- **WORK TO COMPLETE**:
All the entries need to be quoted exactly, apart from the pictures, which you should drop.

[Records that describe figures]
%%

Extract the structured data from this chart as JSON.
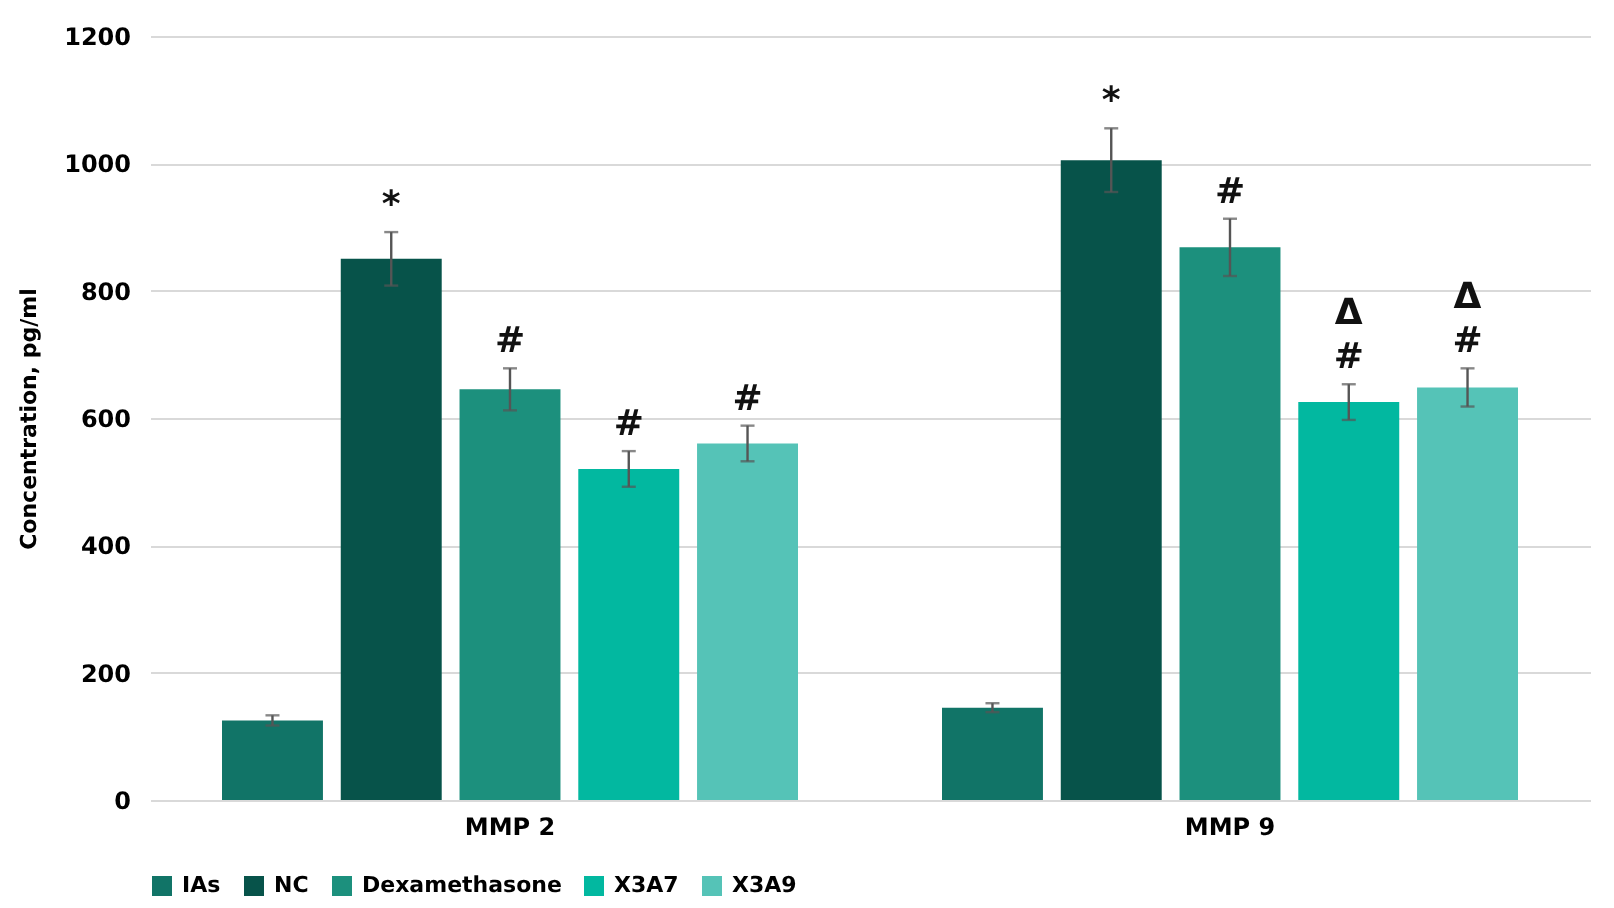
{
  "chart_data": {
    "type": "bar",
    "ylabel": "Concentration, pg/ml",
    "categories": [
      "MMP 2",
      "MMP 9"
    ],
    "series": [
      {
        "name": "IAs",
        "color": "#117467",
        "values": [
          125,
          145
        ],
        "errors": [
          8,
          7
        ]
      },
      {
        "name": "NC",
        "color": "#07534a",
        "values": [
          850,
          1005
        ],
        "errors": [
          42,
          50
        ],
        "value_labels": [
          "*",
          "*"
        ]
      },
      {
        "name": "Dexamethasone",
        "color": "#1c907d",
        "values": [
          645,
          868
        ],
        "errors": [
          33,
          45
        ],
        "value_labels": [
          "#",
          "#"
        ]
      },
      {
        "name": "X3A7",
        "color": "#02b8a0",
        "values": [
          520,
          625
        ],
        "errors": [
          28,
          28
        ],
        "value_labels": [
          "#",
          "Δ\n#"
        ]
      },
      {
        "name": "X3A9",
        "color": "#55c3b7",
        "values": [
          560,
          648
        ],
        "errors": [
          28,
          30
        ],
        "value_labels": [
          "#",
          "Δ\n#"
        ]
      }
    ],
    "ylim": [
      0,
      1200
    ],
    "yticks": [
      0,
      200,
      400,
      600,
      800,
      1000,
      1200
    ],
    "grid": "y",
    "legend": "bottom"
  }
}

%%

- **FULL SOLUTION**:
Extract the structured data from this chart as JSON.
{
  "chart_data": {
    "type": "bar",
    "ylabel": "Concentration, pg/ml",
    "categories": [
      "MMP 2",
      "MMP 9"
    ],
    "series": [
      {
        "name": "IAs",
        "color": "#117467",
        "values": [
          125,
          145
        ],
        "errors": [
          8,
          7
        ]
      },
      {
        "name": "NC",
        "color": "#07534a",
        "values": [
          850,
          1005
        ],
        "errors": [
          42,
          50
        ],
        "value_labels": [
          "*",
          "*"
        ]
      },
      {
        "name": "Dexamethasone",
        "color": "#1c907d",
        "values": [
          645,
          868
        ],
        "errors": [
          33,
          45
        ],
        "value_labels": [
          "#",
          "#"
        ]
      },
      {
        "name": "X3A7",
        "color": "#02b8a0",
        "values": [
          520,
          625
        ],
        "errors": [
          28,
          28
        ],
        "value_labels": [
          "#",
          "Δ\n#"
        ]
      },
      {
        "name": "X3A9",
        "color": "#55c3b7",
        "values": [
          560,
          648
        ],
        "errors": [
          28,
          30
        ],
        "value_labels": [
          "#",
          "Δ\n#"
        ]
      }
    ],
    "ylim": [
      0,
      1200
    ],
    "yticks": [
      0,
      200,
      400,
      600,
      800,
      1000,
      1200
    ],
    "grid": "y",
    "legend": "bottom"
  }
}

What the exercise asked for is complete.